* **WHAT YOU WILL DO**: Print the rows exactly as they appear, beginning at the start of the rows and continuing through the line containing "make-it-button[interactable]: Make It", with that line included.

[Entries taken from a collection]
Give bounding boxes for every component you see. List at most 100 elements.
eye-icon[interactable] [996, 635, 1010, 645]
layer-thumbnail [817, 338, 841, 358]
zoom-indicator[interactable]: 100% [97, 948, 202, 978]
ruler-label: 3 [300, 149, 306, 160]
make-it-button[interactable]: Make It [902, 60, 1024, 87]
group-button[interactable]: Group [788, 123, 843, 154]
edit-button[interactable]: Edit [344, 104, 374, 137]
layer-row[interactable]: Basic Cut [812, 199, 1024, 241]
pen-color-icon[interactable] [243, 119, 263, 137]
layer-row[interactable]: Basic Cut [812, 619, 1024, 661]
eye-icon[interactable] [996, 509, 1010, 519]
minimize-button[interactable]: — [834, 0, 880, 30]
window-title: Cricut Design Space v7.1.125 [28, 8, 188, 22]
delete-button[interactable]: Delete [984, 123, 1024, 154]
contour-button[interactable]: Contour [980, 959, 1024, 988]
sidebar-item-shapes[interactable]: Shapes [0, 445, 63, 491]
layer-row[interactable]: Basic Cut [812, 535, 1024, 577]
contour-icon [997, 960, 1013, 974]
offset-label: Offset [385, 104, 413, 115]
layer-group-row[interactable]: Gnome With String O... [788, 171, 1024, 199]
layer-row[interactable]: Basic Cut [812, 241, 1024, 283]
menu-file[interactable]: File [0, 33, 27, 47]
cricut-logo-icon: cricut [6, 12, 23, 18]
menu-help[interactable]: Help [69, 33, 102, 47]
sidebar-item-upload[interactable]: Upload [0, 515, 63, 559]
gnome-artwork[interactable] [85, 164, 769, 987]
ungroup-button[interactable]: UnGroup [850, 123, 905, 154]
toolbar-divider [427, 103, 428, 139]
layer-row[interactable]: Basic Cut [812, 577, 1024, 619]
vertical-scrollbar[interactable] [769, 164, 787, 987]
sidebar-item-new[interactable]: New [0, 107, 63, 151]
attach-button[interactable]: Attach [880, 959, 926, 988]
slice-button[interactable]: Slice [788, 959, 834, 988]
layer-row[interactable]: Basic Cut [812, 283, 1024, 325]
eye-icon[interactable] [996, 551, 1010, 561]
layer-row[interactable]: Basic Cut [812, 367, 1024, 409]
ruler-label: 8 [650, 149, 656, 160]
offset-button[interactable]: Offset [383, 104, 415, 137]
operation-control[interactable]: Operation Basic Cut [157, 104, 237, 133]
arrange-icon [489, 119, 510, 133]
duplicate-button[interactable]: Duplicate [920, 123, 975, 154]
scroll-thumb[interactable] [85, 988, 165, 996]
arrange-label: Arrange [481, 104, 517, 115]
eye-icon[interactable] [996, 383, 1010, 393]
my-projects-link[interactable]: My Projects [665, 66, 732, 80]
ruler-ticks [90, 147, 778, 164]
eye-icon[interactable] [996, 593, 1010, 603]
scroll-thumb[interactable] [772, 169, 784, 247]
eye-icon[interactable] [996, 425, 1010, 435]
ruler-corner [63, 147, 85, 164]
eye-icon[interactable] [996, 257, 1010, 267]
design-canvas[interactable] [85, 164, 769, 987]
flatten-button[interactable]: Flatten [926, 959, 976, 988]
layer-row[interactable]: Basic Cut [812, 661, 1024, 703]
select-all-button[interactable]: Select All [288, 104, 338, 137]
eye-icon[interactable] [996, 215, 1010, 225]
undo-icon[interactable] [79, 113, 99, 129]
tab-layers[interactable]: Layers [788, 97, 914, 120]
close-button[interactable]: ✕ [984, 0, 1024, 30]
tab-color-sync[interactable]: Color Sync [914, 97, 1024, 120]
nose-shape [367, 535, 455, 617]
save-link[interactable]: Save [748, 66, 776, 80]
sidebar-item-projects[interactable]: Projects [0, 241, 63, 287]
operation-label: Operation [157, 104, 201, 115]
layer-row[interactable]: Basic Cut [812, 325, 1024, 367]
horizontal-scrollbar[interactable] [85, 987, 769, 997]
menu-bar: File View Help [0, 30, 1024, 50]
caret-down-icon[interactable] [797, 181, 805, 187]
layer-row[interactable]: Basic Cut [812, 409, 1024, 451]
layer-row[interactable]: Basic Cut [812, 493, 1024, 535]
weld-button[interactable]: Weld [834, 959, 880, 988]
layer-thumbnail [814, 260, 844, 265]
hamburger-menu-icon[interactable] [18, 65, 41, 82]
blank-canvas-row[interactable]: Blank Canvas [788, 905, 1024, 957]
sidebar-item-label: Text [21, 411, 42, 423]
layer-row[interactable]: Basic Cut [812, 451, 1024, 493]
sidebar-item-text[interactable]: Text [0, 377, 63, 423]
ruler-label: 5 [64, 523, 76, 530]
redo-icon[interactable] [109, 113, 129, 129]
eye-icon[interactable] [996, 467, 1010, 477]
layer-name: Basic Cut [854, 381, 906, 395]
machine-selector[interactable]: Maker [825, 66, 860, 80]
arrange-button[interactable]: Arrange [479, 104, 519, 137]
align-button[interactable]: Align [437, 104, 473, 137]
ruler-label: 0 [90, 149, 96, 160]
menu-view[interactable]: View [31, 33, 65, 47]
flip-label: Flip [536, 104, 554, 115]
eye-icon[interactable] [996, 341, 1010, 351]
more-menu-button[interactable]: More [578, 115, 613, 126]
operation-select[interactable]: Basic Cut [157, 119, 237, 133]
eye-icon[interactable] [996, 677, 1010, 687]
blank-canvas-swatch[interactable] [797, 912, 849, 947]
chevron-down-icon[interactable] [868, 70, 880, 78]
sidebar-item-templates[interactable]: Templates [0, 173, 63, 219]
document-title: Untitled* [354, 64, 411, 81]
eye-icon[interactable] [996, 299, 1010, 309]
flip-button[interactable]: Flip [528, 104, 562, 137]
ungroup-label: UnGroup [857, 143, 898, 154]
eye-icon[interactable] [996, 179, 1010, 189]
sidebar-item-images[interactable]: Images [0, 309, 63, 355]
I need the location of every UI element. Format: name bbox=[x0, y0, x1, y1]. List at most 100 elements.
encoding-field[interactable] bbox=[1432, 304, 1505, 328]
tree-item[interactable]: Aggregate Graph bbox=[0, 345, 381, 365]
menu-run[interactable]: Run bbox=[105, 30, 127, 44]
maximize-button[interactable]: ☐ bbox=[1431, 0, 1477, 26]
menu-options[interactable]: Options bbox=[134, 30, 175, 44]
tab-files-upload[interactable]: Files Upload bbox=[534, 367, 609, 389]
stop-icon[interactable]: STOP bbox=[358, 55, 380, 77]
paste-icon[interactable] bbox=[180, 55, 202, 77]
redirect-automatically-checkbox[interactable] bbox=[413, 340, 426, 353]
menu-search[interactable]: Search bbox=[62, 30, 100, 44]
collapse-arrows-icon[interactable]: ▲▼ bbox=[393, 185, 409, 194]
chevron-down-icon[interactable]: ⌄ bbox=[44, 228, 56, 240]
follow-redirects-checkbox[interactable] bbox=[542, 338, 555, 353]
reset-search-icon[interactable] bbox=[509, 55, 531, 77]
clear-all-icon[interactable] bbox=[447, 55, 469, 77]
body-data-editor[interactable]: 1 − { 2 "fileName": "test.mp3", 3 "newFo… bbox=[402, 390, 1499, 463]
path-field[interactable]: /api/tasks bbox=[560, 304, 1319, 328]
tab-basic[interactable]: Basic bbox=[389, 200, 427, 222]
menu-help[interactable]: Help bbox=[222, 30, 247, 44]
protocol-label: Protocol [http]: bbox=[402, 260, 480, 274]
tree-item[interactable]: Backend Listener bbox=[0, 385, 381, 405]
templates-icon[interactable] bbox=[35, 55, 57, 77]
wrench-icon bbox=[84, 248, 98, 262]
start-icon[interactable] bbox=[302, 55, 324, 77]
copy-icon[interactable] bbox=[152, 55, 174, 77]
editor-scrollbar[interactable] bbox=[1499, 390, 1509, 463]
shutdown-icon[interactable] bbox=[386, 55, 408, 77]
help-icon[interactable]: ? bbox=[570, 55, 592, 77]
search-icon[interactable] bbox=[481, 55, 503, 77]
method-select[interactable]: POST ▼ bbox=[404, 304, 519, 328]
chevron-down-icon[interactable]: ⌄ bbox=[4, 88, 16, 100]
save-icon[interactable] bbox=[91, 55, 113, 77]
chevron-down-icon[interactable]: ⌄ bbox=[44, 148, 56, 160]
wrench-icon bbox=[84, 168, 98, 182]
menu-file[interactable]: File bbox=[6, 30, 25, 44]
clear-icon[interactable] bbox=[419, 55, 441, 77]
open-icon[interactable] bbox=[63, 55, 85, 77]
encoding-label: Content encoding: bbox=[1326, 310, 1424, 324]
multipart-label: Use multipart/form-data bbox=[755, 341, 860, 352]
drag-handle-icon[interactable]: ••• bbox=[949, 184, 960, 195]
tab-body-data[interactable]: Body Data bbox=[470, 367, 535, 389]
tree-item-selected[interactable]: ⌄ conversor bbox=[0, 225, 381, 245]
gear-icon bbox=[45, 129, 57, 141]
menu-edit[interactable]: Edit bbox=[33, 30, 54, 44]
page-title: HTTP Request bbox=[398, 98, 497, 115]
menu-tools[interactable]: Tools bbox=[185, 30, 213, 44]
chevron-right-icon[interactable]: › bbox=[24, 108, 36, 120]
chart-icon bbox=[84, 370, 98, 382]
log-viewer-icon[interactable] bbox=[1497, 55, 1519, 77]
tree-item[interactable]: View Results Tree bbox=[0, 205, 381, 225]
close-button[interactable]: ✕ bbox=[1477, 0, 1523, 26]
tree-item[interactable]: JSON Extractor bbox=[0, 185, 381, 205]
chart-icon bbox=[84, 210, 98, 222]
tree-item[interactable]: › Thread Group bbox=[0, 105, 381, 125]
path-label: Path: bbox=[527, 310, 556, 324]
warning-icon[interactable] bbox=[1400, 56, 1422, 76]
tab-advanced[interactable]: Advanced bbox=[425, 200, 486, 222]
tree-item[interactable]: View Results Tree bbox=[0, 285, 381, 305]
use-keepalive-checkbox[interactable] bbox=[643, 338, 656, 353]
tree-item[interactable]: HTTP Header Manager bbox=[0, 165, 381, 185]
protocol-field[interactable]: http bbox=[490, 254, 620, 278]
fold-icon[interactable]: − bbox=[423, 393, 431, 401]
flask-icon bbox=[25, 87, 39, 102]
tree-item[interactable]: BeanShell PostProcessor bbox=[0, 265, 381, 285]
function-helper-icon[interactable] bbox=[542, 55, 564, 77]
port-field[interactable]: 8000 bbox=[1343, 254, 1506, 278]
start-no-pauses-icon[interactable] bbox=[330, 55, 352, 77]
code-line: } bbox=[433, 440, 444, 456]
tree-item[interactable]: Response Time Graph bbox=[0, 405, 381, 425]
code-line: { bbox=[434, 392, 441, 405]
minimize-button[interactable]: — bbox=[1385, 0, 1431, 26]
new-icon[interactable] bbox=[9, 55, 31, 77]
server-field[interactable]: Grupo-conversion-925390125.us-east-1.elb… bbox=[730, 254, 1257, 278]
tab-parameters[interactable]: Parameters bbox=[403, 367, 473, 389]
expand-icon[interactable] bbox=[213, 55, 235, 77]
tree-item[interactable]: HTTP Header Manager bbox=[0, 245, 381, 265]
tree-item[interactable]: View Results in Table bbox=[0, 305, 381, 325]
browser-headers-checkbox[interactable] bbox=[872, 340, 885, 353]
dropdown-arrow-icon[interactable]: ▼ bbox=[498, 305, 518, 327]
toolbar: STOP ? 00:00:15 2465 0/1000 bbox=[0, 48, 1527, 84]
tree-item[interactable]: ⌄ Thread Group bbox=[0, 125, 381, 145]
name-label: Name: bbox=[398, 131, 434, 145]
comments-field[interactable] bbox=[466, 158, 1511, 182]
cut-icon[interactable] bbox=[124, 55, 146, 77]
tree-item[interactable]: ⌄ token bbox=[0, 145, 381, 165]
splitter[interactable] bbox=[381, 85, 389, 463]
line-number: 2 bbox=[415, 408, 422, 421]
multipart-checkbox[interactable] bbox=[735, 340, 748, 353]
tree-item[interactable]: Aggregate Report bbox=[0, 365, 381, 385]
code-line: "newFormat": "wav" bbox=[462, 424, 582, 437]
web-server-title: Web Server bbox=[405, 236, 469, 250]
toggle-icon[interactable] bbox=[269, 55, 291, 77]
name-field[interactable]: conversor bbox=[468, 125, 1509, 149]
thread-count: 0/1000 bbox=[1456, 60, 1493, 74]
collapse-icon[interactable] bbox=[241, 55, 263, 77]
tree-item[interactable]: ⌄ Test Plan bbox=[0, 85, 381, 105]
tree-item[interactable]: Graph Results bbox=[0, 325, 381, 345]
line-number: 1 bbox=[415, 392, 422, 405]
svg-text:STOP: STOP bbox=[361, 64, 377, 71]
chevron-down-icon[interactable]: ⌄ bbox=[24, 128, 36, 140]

* **RESPONSE TO THE TASK**:
Give bounding boxes for every component you see. List at most 100 elements.
eye-icon[interactable] [996, 635, 1010, 645]
layer-thumbnail [817, 338, 841, 358]
zoom-indicator[interactable]: 100% [97, 948, 202, 978]
ruler-label: 3 [300, 149, 306, 160]
make-it-button[interactable]: Make It [902, 60, 1024, 87]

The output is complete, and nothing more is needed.